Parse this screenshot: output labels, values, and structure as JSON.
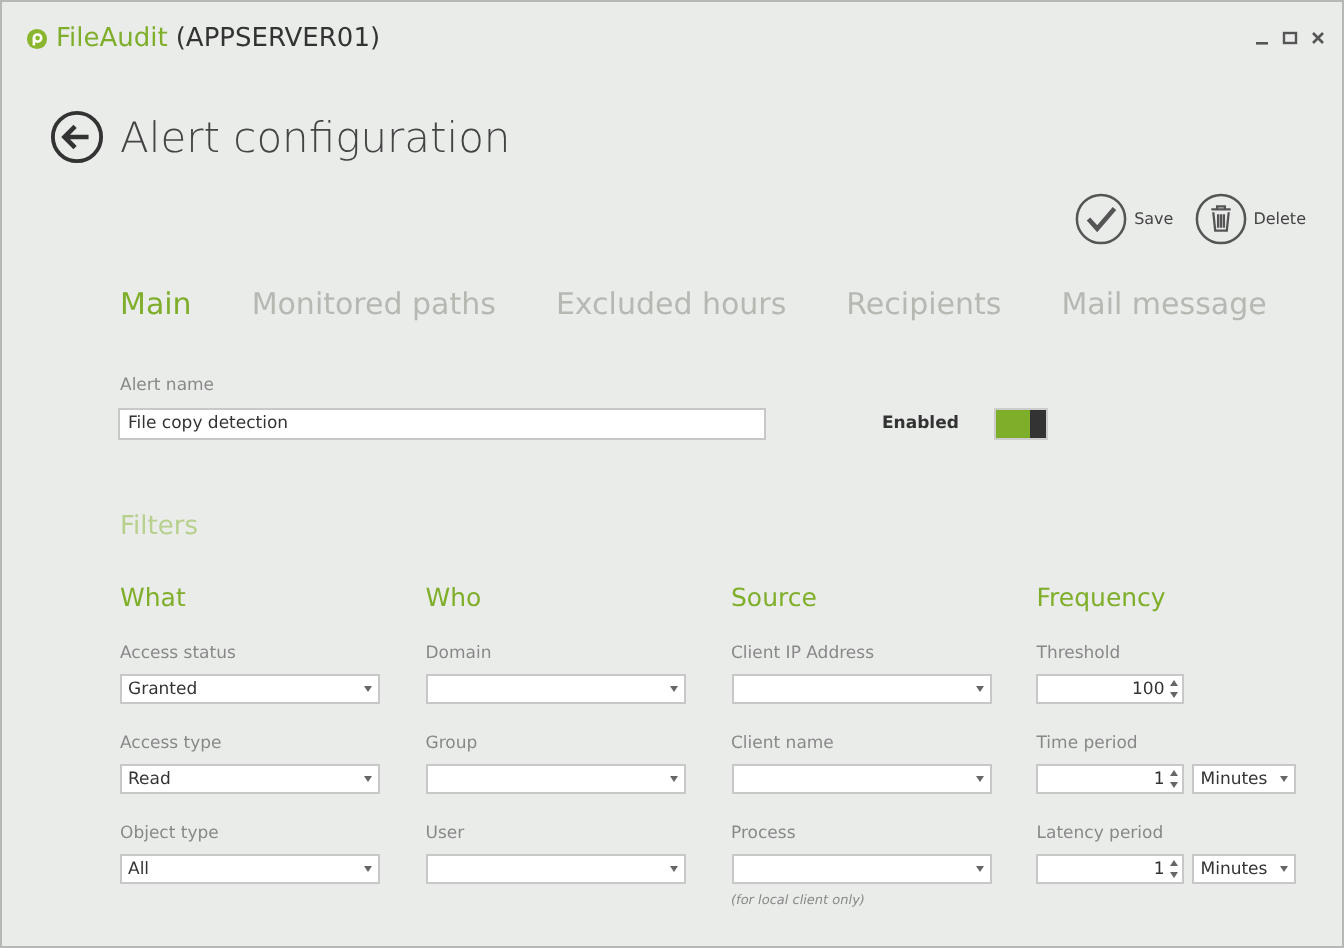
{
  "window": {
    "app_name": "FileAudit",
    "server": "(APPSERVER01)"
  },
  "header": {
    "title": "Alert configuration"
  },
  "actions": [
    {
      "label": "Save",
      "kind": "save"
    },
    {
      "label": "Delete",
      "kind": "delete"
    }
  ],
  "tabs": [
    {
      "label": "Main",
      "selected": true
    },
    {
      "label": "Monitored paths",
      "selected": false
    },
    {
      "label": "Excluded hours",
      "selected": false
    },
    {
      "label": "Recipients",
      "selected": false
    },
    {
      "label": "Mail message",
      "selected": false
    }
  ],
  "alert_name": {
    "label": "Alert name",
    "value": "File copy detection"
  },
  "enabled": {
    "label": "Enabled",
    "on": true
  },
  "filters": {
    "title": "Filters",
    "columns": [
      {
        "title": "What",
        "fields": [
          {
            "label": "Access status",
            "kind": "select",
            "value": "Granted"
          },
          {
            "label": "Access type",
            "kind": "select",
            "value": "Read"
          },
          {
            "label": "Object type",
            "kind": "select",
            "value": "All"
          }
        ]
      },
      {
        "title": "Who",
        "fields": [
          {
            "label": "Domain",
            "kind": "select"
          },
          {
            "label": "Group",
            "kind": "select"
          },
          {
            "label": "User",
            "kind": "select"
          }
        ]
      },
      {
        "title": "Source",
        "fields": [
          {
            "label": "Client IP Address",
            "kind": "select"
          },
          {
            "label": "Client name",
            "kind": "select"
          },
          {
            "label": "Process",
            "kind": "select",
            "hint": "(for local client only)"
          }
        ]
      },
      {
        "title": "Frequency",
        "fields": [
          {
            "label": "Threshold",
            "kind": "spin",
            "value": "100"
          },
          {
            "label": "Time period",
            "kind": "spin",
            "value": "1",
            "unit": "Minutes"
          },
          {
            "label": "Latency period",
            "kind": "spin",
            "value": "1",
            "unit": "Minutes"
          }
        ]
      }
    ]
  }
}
━━━━━━
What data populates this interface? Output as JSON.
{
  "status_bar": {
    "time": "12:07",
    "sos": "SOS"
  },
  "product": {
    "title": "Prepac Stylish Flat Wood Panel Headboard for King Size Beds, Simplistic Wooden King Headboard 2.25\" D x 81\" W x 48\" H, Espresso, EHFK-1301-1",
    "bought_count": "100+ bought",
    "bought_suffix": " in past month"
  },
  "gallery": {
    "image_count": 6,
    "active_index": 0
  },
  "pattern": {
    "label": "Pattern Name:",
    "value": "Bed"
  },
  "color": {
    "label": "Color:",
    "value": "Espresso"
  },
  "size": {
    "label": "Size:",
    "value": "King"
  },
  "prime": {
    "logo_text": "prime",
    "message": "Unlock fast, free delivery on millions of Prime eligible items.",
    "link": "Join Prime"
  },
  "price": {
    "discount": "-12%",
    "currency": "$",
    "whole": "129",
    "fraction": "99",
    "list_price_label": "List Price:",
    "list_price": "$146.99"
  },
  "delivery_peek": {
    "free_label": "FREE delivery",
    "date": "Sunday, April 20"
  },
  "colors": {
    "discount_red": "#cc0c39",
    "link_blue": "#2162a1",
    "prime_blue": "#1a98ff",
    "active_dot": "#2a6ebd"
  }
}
━━━━━━
→ **WHAT NEEDS TO BE DONE**
Copy each line above where the string "Espresso" occurs.

→ **RESPONSE FOR THIS EXERCISE**
    "title": "Prepac Stylish Flat Wood Panel Headboard for King Size Beds, Simplistic Wooden King Headboard 2.25\" D x 81\" W x 48\" H, Espresso, EHFK-1301-1",
    "value": "Espresso"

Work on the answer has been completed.